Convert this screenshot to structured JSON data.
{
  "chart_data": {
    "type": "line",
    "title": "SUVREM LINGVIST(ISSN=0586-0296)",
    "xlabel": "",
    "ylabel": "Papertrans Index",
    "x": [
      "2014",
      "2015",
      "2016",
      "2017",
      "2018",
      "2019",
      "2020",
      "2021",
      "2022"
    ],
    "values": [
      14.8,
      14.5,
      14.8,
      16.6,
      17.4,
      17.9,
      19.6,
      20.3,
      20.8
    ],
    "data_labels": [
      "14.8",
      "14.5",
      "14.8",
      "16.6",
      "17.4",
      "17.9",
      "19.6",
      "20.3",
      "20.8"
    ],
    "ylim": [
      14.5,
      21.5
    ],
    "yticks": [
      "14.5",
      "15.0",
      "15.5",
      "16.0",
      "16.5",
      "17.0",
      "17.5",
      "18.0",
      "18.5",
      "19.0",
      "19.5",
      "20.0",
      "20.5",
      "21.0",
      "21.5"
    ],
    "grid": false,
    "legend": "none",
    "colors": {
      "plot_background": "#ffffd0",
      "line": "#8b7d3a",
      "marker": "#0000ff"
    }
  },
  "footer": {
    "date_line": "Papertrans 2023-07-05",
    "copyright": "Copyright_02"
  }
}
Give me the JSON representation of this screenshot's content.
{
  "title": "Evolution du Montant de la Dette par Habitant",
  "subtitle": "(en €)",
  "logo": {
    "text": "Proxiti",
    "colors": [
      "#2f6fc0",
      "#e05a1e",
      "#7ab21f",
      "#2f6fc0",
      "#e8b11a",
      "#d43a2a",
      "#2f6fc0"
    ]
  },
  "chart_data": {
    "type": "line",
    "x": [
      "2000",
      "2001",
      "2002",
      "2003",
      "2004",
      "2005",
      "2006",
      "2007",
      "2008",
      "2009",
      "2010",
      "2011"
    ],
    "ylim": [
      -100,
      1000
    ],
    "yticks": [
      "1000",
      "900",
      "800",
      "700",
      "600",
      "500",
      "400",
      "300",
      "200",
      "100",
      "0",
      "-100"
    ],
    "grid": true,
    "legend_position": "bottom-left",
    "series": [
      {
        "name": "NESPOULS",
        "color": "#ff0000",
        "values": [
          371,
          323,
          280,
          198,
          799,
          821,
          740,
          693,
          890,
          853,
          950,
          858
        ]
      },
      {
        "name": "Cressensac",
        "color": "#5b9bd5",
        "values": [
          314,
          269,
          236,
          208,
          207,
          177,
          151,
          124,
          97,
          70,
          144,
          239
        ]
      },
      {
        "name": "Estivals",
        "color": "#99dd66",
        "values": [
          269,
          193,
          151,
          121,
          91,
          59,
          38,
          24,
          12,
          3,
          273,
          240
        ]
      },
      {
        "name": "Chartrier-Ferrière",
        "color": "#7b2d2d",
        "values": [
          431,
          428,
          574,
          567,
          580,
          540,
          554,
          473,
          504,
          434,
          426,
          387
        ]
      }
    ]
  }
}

^^^^^^^^^^^^^^^^

- TASK STATEMENT -
Repeat every record exactly as written, please.

- CORRECT OUTPUT -
Convert this screenshot to structured JSON data.
{
  "chart_data": {
    "type": "line",
    "title": "SUVREM LINGVIST(ISSN=0586-0296)",
    "xlabel": "",
    "ylabel": "Papertrans Index",
    "x": [
      "2014",
      "2015",
      "2016",
      "2017",
      "2018",
      "2019",
      "2020",
      "2021",
      "2022"
    ],
    "values": [
      14.8,
      14.5,
      14.8,
      16.6,
      17.4,
      17.9,
      19.6,
      20.3,
      20.8
    ],
    "data_labels": [
      "14.8",
      "14.5",
      "14.8",
      "16.6",
      "17.4",
      "17.9",
      "19.6",
      "20.3",
      "20.8"
    ],
    "ylim": [
      14.5,
      21.5
    ],
    "yticks": [
      "14.5",
      "15.0",
      "15.5",
      "16.0",
      "16.5",
      "17.0",
      "17.5",
      "18.0",
      "18.5",
      "19.0",
      "19.5",
      "20.0",
      "20.5",
      "21.0",
      "21.5"
    ],
    "grid": false,
    "legend": "none",
    "colors": {
      "plot_background": "#ffffd0",
      "line": "#8b7d3a",
      "marker": "#0000ff"
    }
  },
  "footer": {
    "date_line": "Papertrans 2023-07-05",
    "copyright": "Copyright_02"
  }
}
Give me the JSON representation of this screenshot's content.
{
  "title": "Evolution du Montant de la Dette par Habitant",
  "subtitle": "(en €)",
  "logo": {
    "text": "Proxiti",
    "colors": [
      "#2f6fc0",
      "#e05a1e",
      "#7ab21f",
      "#2f6fc0",
      "#e8b11a",
      "#d43a2a",
      "#2f6fc0"
    ]
  },
  "chart_data": {
    "type": "line",
    "x": [
      "2000",
      "2001",
      "2002",
      "2003",
      "2004",
      "2005",
      "2006",
      "2007",
      "2008",
      "2009",
      "2010",
      "2011"
    ],
    "ylim": [
      -100,
      1000
    ],
    "yticks": [
      "1000",
      "900",
      "800",
      "700",
      "600",
      "500",
      "400",
      "300",
      "200",
      "100",
      "0",
      "-100"
    ],
    "grid": true,
    "legend_position": "bottom-left",
    "series": [
      {
        "name": "NESPOULS",
        "color": "#ff0000",
        "values": [
          371,
          323,
          280,
          198,
          799,
          821,
          740,
          693,
          890,
          853,
          950,
          858
        ]
      },
      {
        "name": "Cressensac",
        "color": "#5b9bd5",
        "values": [
          314,
          269,
          236,
          208,
          207,
          177,
          151,
          124,
          97,
          70,
          144,
          239
        ]
      },
      {
        "name": "Estivals",
        "color": "#99dd66",
        "values": [
          269,
          193,
          151,
          121,
          91,
          59,
          38,
          24,
          12,
          3,
          273,
          240
        ]
      },
      {
        "name": "Chartrier-Ferrière",
        "color": "#7b2d2d",
        "values": [
          431,
          428,
          574,
          567,
          580,
          540,
          554,
          473,
          504,
          434,
          426,
          387
        ]
      }
    ]
  }
}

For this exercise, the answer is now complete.